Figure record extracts
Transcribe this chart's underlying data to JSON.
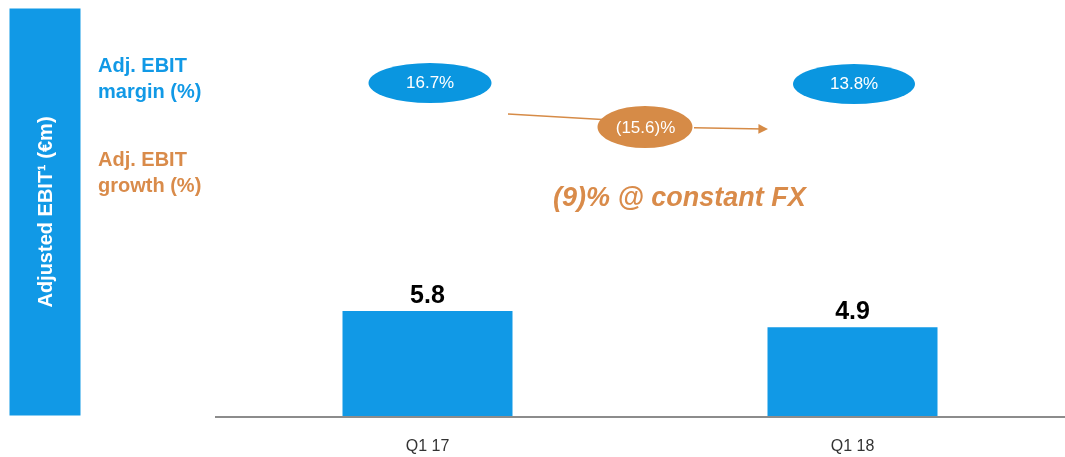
{
  "chart_data": {
    "type": "bar",
    "categories": [
      "Q1 17",
      "Q1 18"
    ],
    "values": [
      5.8,
      4.9
    ],
    "color": "#1199e6",
    "data_labels": true,
    "tick_labels": "x",
    "annotations": [
      "Adjusted EBIT¹ (€m)",
      "Adj. EBIT margin (%)",
      "Adj. EBIT growth (%)",
      "16.7%",
      "13.8%",
      "(15.6)%",
      "(9)% @ constant FX"
    ]
  }
}
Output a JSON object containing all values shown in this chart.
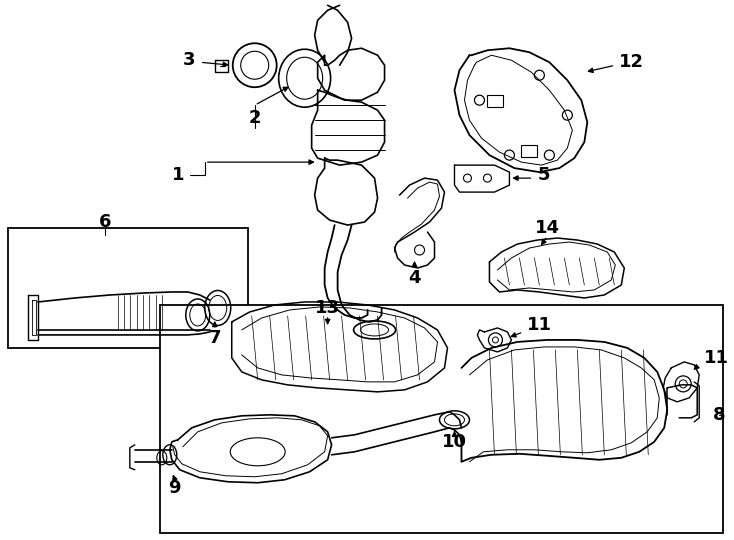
{
  "background": "#ffffff",
  "line_color": "#000000",
  "fig_width": 7.34,
  "fig_height": 5.4,
  "dpi": 100
}
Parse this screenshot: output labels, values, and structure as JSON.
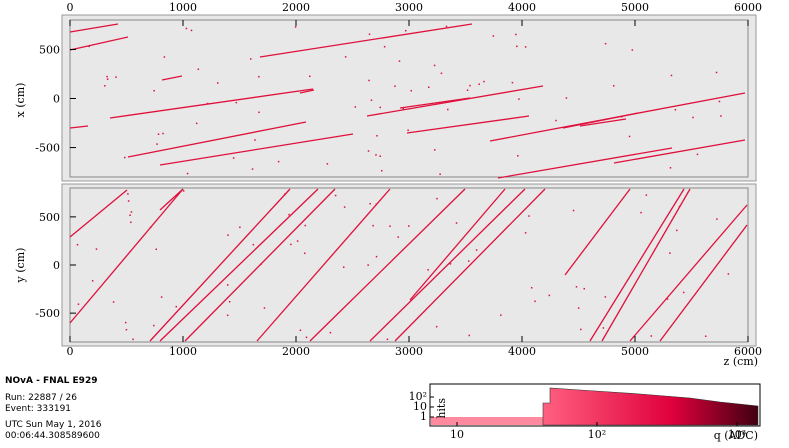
{
  "views": [
    {
      "axis_label": "x (cm)",
      "ylim": [
        -800,
        800
      ],
      "yticks": [
        -500,
        0,
        500
      ]
    },
    {
      "axis_label": "y (cm)",
      "ylim": [
        -800,
        800
      ],
      "yticks": [
        -500,
        0,
        500
      ]
    }
  ],
  "zlim": [
    0,
    6000
  ],
  "zticks": [
    0,
    1000,
    2000,
    3000,
    4000,
    5000,
    6000
  ],
  "z_axis_label": "z (cm)",
  "info": {
    "title": "NOvA - FNAL E929",
    "run": "Run:   22887 / 26",
    "event": "Event: 333191",
    "date": "UTC Sun May 1, 2016",
    "time": "00:06:44.308589600"
  },
  "histogram": {
    "ylabel": "hits",
    "xlabel": "q (ADC)",
    "xticks": [
      {
        "value": 10,
        "label": "10"
      },
      {
        "value": 100,
        "label": "10²"
      },
      {
        "value": 1000,
        "label": "10³"
      }
    ],
    "yticks": [
      {
        "value": 100,
        "label": "10²"
      },
      {
        "value": 10,
        "label": "10"
      },
      {
        "value": 1,
        "label": "1"
      }
    ]
  }
}
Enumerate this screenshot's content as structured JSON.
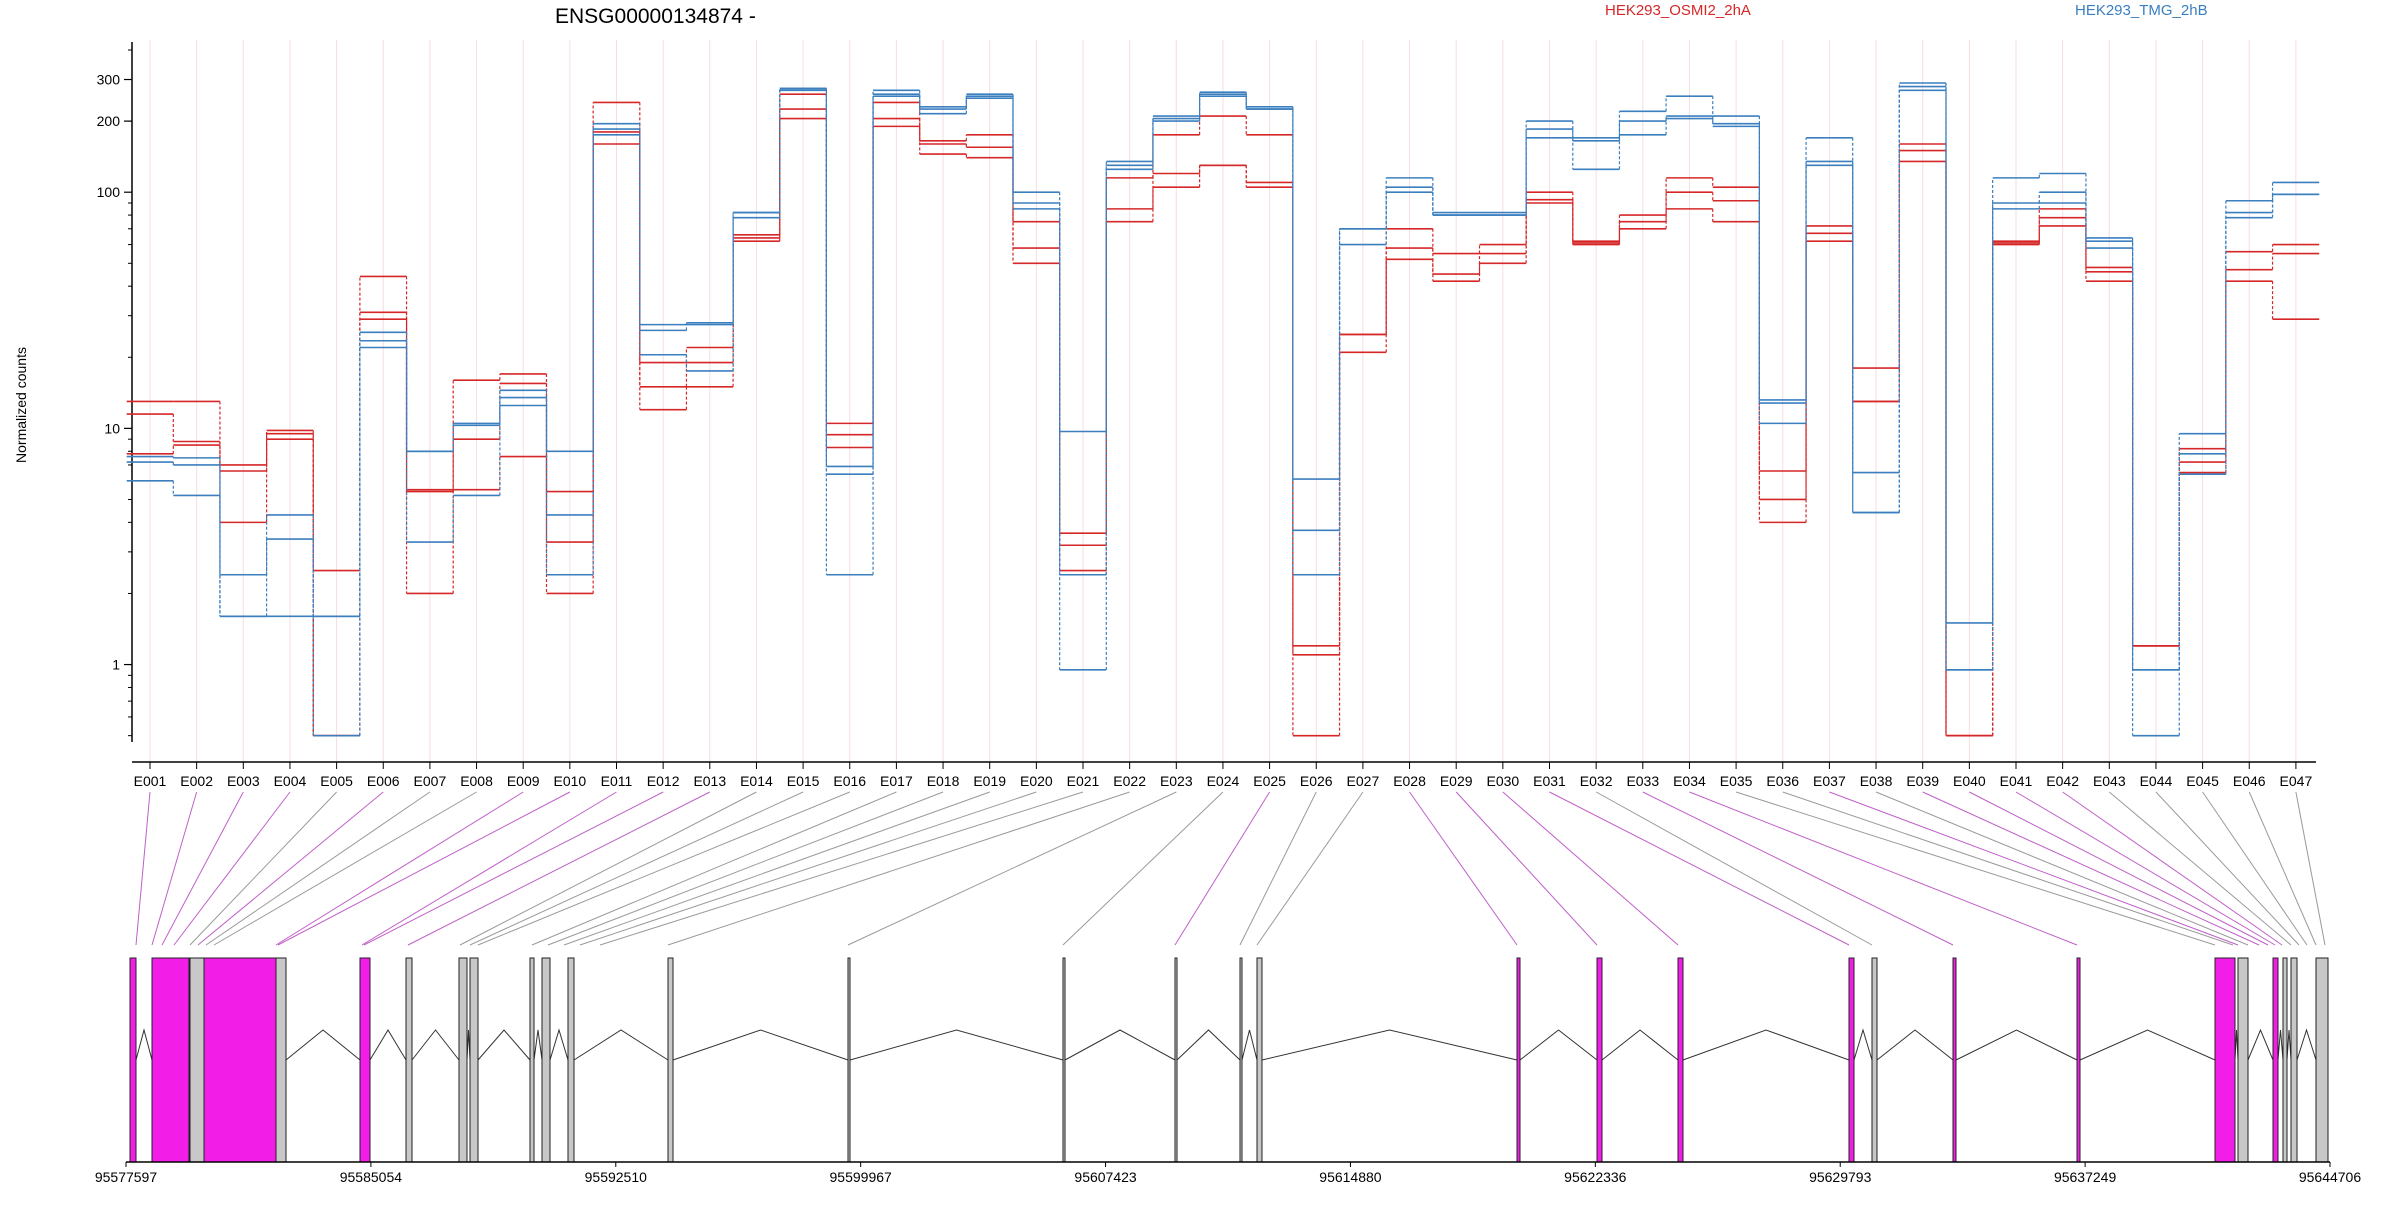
{
  "chart_data": {
    "type": "line",
    "title": "ENSG00000134874 -",
    "xlabel": "",
    "ylabel": "Normalized counts",
    "y_scale": "log",
    "ylim": [
      0.47,
      420
    ],
    "yticks": [
      {
        "value": 1,
        "label": "1"
      },
      {
        "value": 10,
        "label": "10"
      },
      {
        "value": 100,
        "label": "100"
      },
      {
        "value": 200,
        "label": "200"
      },
      {
        "value": 300,
        "label": "300"
      }
    ],
    "grid": "vertical",
    "legend_position": "top",
    "categories": [
      "E001",
      "E002",
      "E003",
      "E004",
      "E005",
      "E006",
      "E007",
      "E008",
      "E009",
      "E010",
      "E011",
      "E012",
      "E013",
      "E014",
      "E015",
      "E016",
      "E017",
      "E018",
      "E019",
      "E020",
      "E021",
      "E022",
      "E023",
      "E024",
      "E025",
      "E026",
      "E027",
      "E028",
      "E029",
      "E030",
      "E031",
      "E032",
      "E033",
      "E034",
      "E035",
      "E036",
      "E037",
      "E038",
      "E039",
      "E040",
      "E041",
      "E042",
      "E043",
      "E044",
      "E045",
      "E046",
      "E047"
    ],
    "conditions": [
      {
        "name": "HEK293_OSMI2_2hA",
        "color": "#d62728"
      },
      {
        "name": "HEK293_TMG_2hB",
        "color": "#3b7fbf"
      }
    ],
    "series": [
      {
        "condition": "HEK293_OSMI2_2hA",
        "values": [
          13,
          13,
          7,
          9.8,
          2.5,
          44,
          2,
          16,
          17,
          2,
          240,
          12,
          15,
          62,
          260,
          10.5,
          240,
          145,
          140,
          50,
          2.5,
          75,
          105,
          130,
          105,
          0.5,
          21,
          52,
          42,
          50,
          90,
          62,
          70,
          85,
          75,
          4,
          62,
          13,
          135,
          0.5,
          62,
          72,
          42,
          1.2,
          6.5,
          42,
          29
        ]
      },
      {
        "condition": "HEK293_OSMI2_2hA",
        "values": [
          11.5,
          8.8,
          4,
          9.5,
          0.5,
          31,
          5.5,
          5.5,
          7.6,
          3.3,
          180,
          15,
          19,
          64,
          225,
          9.4,
          205,
          160,
          155,
          58,
          3.2,
          85,
          120,
          130,
          110,
          1.2,
          25,
          58,
          45,
          55,
          93,
          61,
          80,
          100,
          92,
          5,
          67,
          18,
          150,
          0.5,
          60,
          78,
          46,
          1.2,
          7.2,
          47,
          55
        ]
      },
      {
        "condition": "HEK293_OSMI2_2hA",
        "values": [
          7.8,
          8.5,
          6.6,
          9,
          0.5,
          29,
          5.4,
          9,
          15.5,
          5.4,
          160,
          19,
          22,
          66,
          205,
          8.3,
          190,
          165,
          175,
          75,
          3.6,
          115,
          175,
          210,
          175,
          1.1,
          25,
          70,
          55,
          60,
          100,
          60,
          75,
          115,
          105,
          6.6,
          72,
          13,
          160,
          0.5,
          61,
          85,
          48,
          1.2,
          8.2,
          56,
          60
        ]
      },
      {
        "condition": "HEK293_TMG_2hB",
        "values": [
          7.6,
          7.5,
          2.4,
          4.3,
          1.6,
          22,
          8,
          10.3,
          13.5,
          8,
          185,
          26,
          28,
          82,
          275,
          2.4,
          270,
          215,
          260,
          100,
          0.95,
          135,
          210,
          265,
          230,
          6.1,
          70,
          115,
          82,
          82,
          200,
          170,
          220,
          255,
          210,
          13.2,
          170,
          4.4,
          290,
          1.5,
          115,
          120,
          64,
          0.95,
          9.5,
          92,
          110
        ]
      },
      {
        "condition": "HEK293_TMG_2hB",
        "values": [
          7.2,
          7,
          1.6,
          3.4,
          1.6,
          23.5,
          8,
          10.5,
          14.5,
          4.3,
          195,
          20.5,
          17.5,
          78,
          275,
          6.4,
          260,
          230,
          255,
          90,
          9.7,
          130,
          205,
          255,
          225,
          3.7,
          70,
          105,
          80,
          80,
          185,
          165,
          200,
          205,
          195,
          12.8,
          135,
          6.5,
          280,
          0.95,
          90,
          100,
          62,
          0.95,
          7.8,
          82,
          98
        ]
      },
      {
        "condition": "HEK293_TMG_2hB",
        "values": [
          6,
          5.2,
          1.6,
          1.6,
          0.5,
          25.5,
          3.3,
          5.2,
          12.5,
          2.4,
          175,
          27.5,
          27.5,
          82,
          270,
          6.9,
          255,
          225,
          250,
          85,
          2.4,
          125,
          200,
          260,
          225,
          2.4,
          60,
          100,
          80,
          80,
          170,
          125,
          175,
          210,
          190,
          10.5,
          130,
          4.4,
          270,
          0.95,
          85,
          90,
          58,
          0.5,
          6.4,
          78,
          98
        ]
      }
    ],
    "gene_model": {
      "coordinate_labels": [
        "95577597",
        "95585054",
        "95592510",
        "95599967",
        "95607423",
        "95614880",
        "95622336",
        "95629793",
        "95637249",
        "95644706"
      ],
      "exon_highlight": [
        "E001",
        "E002",
        "E003",
        "E005",
        "E006",
        "E011",
        "E016",
        "E026",
        "E032",
        "E033",
        "E034",
        "E036",
        "E038",
        "E039",
        "E041",
        "E043",
        "E045"
      ],
      "highlight_color": "#f21ee8",
      "plain_color": "#c8c8c8"
    }
  }
}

What this task involves:
Repeat the material above in full and exactly, apart from the pictures.

Task answer:
Transcribe this chart's underlying data to JSON.
{
  "chart_data": {
    "type": "bar",
    "categories": [
      "Q1 17",
      "Q1 18"
    ],
    "values": [
      5.8,
      4.9
    ],
    "color": "#1199e6",
    "data_labels": true,
    "tick_labels": "x",
    "annotations": [
      "Adjusted EBIT¹ (€m)",
      "Adj. EBIT margin (%)",
      "Adj. EBIT growth (%)",
      "16.7%",
      "13.8%",
      "(15.6)%",
      "(9)% @ constant FX"
    ]
  }
}
Output a JSON object containing all values shown in this chart.
{
  "background": "#ffffff",
  "line_color": "#000000",
  "fig_width": 7.34,
  "fig_height": 5.4,
  "dpi": 100
}
Parse this screenshot: output labels, values, and structure as JSON.
{
  "views": [
    {
      "axis_label": "x (cm)",
      "ylim": [
        -800,
        800
      ],
      "yticks": [
        -500,
        0,
        500
      ]
    },
    {
      "axis_label": "y (cm)",
      "ylim": [
        -800,
        800
      ],
      "yticks": [
        -500,
        0,
        500
      ]
    }
  ],
  "zlim": [
    0,
    6000
  ],
  "zticks": [
    0,
    1000,
    2000,
    3000,
    4000,
    5000,
    6000
  ],
  "z_axis_label": "z (cm)",
  "info": {
    "title": "NOvA - FNAL E929",
    "run": "Run:   22887 / 26",
    "event": "Event: 333191",
    "date": "UTC Sun May 1, 2016",
    "time": "00:06:44.308589600"
  },
  "histogram": {
    "ylabel": "hits",
    "xlabel": "q (ADC)",
    "xticks": [
      {
        "value": 10,
        "label": "10"
      },
      {
        "value": 100,
        "label": "10²"
      },
      {
        "value": 1000,
        "label": "10³"
      }
    ],
    "yticks": [
      {
        "value": 100,
        "label": "10²"
      },
      {
        "value": 10,
        "label": "10"
      },
      {
        "value": 1,
        "label": "1"
      }
    ]
  }
}
Enumerate this screenshot's content as structured JSON.
{
  "chart_data": {
    "type": "line",
    "title": "ENSG00000134874 -",
    "xlabel": "",
    "ylabel": "Normalized counts",
    "y_scale": "log",
    "ylim": [
      0.47,
      420
    ],
    "yticks": [
      {
        "value": 1,
        "label": "1"
      },
      {
        "value": 10,
        "label": "10"
      },
      {
        "value": 100,
        "label": "100"
      },
      {
        "value": 200,
        "label": "200"
      },
      {
        "value": 300,
        "label": "300"
      }
    ],
    "grid": "vertical",
    "legend_position": "top",
    "categories": [
      "E001",
      "E002",
      "E003",
      "E004",
      "E005",
      "E006",
      "E007",
      "E008",
      "E009",
      "E010",
      "E011",
      "E012",
      "E013",
      "E014",
      "E015",
      "E016",
      "E017",
      "E018",
      "E019",
      "E020",
      "E021",
      "E022",
      "E023",
      "E024",
      "E025",
      "E026",
      "E027",
      "E028",
      "E029",
      "E030",
      "E031",
      "E032",
      "E033",
      "E034",
      "E035",
      "E036",
      "E037",
      "E038",
      "E039",
      "E040",
      "E041",
      "E042",
      "E043",
      "E044",
      "E045",
      "E046",
      "E047"
    ],
    "conditions": [
      {
        "name": "HEK293_OSMI2_2hA",
        "color": "#d62728"
      },
      {
        "name": "HEK293_TMG_2hB",
        "color": "#3b7fbf"
      }
    ],
    "series": [
      {
        "condition": "HEK293_OSMI2_2hA",
        "values": [
          13,
          13,
          7,
          9.8,
          2.5,
          44,
          2,
          16,
          17,
          2,
          240,
          12,
          15,
          62,
          260,
          10.5,
          240,
          145,
          140,
          50,
          2.5,
          75,
          105,
          130,
          105,
          0.5,
          21,
          52,
          42,
          50,
          90,
          62,
          70,
          85,
          75,
          4,
          62,
          13,
          135,
          0.5,
          62,
          72,
          42,
          1.2,
          6.5,
          42,
          29
        ]
      },
      {
        "condition": "HEK293_OSMI2_2hA",
        "values": [
          11.5,
          8.8,
          4,
          9.5,
          0.5,
          31,
          5.5,
          5.5,
          7.6,
          3.3,
          180,
          15,
          19,
          64,
          225,
          9.4,
          205,
          160,
          155,
          58,
          3.2,
          85,
          120,
          130,
          110,
          1.2,
          25,
          58,
          45,
          55,
          93,
          61,
          80,
          100,
          92,
          5,
          67,
          18,
          150,
          0.5,
          60,
          78,
          46,
          1.2,
          7.2,
          47,
          55
        ]
      },
      {
        "condition": "HEK293_OSMI2_2hA",
        "values": [
          7.8,
          8.5,
          6.6,
          9,
          0.5,
          29,
          5.4,
          9,
          15.5,
          5.4,
          160,
          19,
          22,
          66,
          205,
          8.3,
          190,
          165,
          175,
          75,
          3.6,
          115,
          175,
          210,
          175,
          1.1,
          25,
          70,
          55,
          60,
          100,
          60,
          75,
          115,
          105,
          6.6,
          72,
          13,
          160,
          0.5,
          61,
          85,
          48,
          1.2,
          8.2,
          56,
          60
        ]
      },
      {
        "condition": "HEK293_TMG_2hB",
        "values": [
          7.6,
          7.5,
          2.4,
          4.3,
          1.6,
          22,
          8,
          10.3,
          13.5,
          8,
          185,
          26,
          28,
          82,
          275,
          2.4,
          270,
          215,
          260,
          100,
          0.95,
          135,
          210,
          265,
          230,
          6.1,
          70,
          115,
          82,
          82,
          200,
          170,
          220,
          255,
          210,
          13.2,
          170,
          4.4,
          290,
          1.5,
          115,
          120,
          64,
          0.95,
          9.5,
          92,
          110
        ]
      },
      {
        "condition": "HEK293_TMG_2hB",
        "values": [
          7.2,
          7,
          1.6,
          3.4,
          1.6,
          23.5,
          8,
          10.5,
          14.5,
          4.3,
          195,
          20.5,
          17.5,
          78,
          275,
          6.4,
          260,
          230,
          255,
          90,
          9.7,
          130,
          205,
          255,
          225,
          3.7,
          70,
          105,
          80,
          80,
          185,
          165,
          200,
          205,
          195,
          12.8,
          135,
          6.5,
          280,
          0.95,
          90,
          100,
          62,
          0.95,
          7.8,
          82,
          98
        ]
      },
      {
        "condition": "HEK293_TMG_2hB",
        "values": [
          6,
          5.2,
          1.6,
          1.6,
          0.5,
          25.5,
          3.3,
          5.2,
          12.5,
          2.4,
          175,
          27.5,
          27.5,
          82,
          270,
          6.9,
          255,
          225,
          250,
          85,
          2.4,
          125,
          200,
          260,
          225,
          2.4,
          60,
          100,
          80,
          80,
          170,
          125,
          175,
          210,
          190,
          10.5,
          130,
          4.4,
          270,
          0.95,
          85,
          90,
          58,
          0.5,
          6.4,
          78,
          98
        ]
      }
    ],
    "gene_model": {
      "coordinate_labels": [
        "95577597",
        "95585054",
        "95592510",
        "95599967",
        "95607423",
        "95614880",
        "95622336",
        "95629793",
        "95637249",
        "95644706"
      ],
      "exon_highlight": [
        "E001",
        "E002",
        "E003",
        "E005",
        "E006",
        "E011",
        "E016",
        "E026",
        "E032",
        "E033",
        "E034",
        "E036",
        "E038",
        "E039",
        "E041",
        "E043",
        "E045"
      ],
      "highlight_color": "#f21ee8",
      "plain_color": "#c8c8c8"
    }
  }
}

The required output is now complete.